• Data rows:

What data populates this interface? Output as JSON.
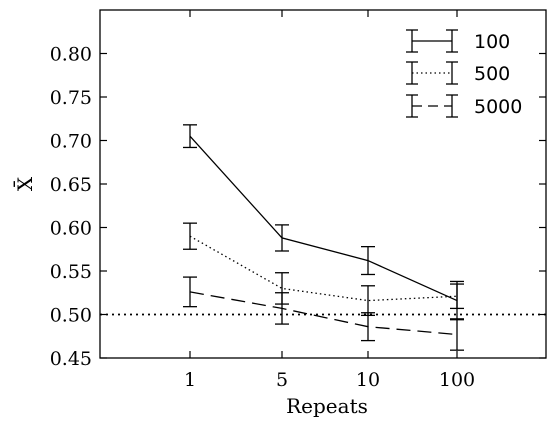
{
  "chart_data": {
    "type": "line",
    "title": "",
    "xlabel": "Repeats",
    "ylabel": "X̄",
    "categories": [
      "1",
      "5",
      "10",
      "100"
    ],
    "ylim": [
      0.45,
      0.85
    ],
    "yticks": [
      "0.45",
      "0.50",
      "0.55",
      "0.60",
      "0.65",
      "0.70",
      "0.75",
      "0.80"
    ],
    "grid": false,
    "legend_position": "top-right",
    "reference_line": {
      "y": 0.5,
      "style": "dotted"
    },
    "series": [
      {
        "name": "100",
        "style": "solid",
        "values": [
          0.705,
          0.588,
          0.562,
          0.516
        ],
        "errors": [
          0.013,
          0.015,
          0.016,
          0.022
        ]
      },
      {
        "name": "500",
        "style": "dotted",
        "values": [
          0.59,
          0.53,
          0.516,
          0.521
        ],
        "errors": [
          0.015,
          0.018,
          0.017,
          0.014
        ]
      },
      {
        "name": "5000",
        "style": "dashed",
        "values": [
          0.526,
          0.507,
          0.486,
          0.477
        ],
        "errors": [
          0.017,
          0.018,
          0.016,
          0.018
        ]
      }
    ]
  }
}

• Prompt: Write out the whole listing exactly, and drop the pictures.

• Answer to the exercise:
What data populates this interface? Output as JSON.
{
  "chart_data": {
    "type": "line",
    "title": "",
    "xlabel": "Repeats",
    "ylabel": "X̄",
    "categories": [
      "1",
      "5",
      "10",
      "100"
    ],
    "ylim": [
      0.45,
      0.85
    ],
    "yticks": [
      "0.45",
      "0.50",
      "0.55",
      "0.60",
      "0.65",
      "0.70",
      "0.75",
      "0.80"
    ],
    "grid": false,
    "legend_position": "top-right",
    "reference_line": {
      "y": 0.5,
      "style": "dotted"
    },
    "series": [
      {
        "name": "100",
        "style": "solid",
        "values": [
          0.705,
          0.588,
          0.562,
          0.516
        ],
        "errors": [
          0.013,
          0.015,
          0.016,
          0.022
        ]
      },
      {
        "name": "500",
        "style": "dotted",
        "values": [
          0.59,
          0.53,
          0.516,
          0.521
        ],
        "errors": [
          0.015,
          0.018,
          0.017,
          0.014
        ]
      },
      {
        "name": "5000",
        "style": "dashed",
        "values": [
          0.526,
          0.507,
          0.486,
          0.477
        ],
        "errors": [
          0.017,
          0.018,
          0.016,
          0.018
        ]
      }
    ]
  }
}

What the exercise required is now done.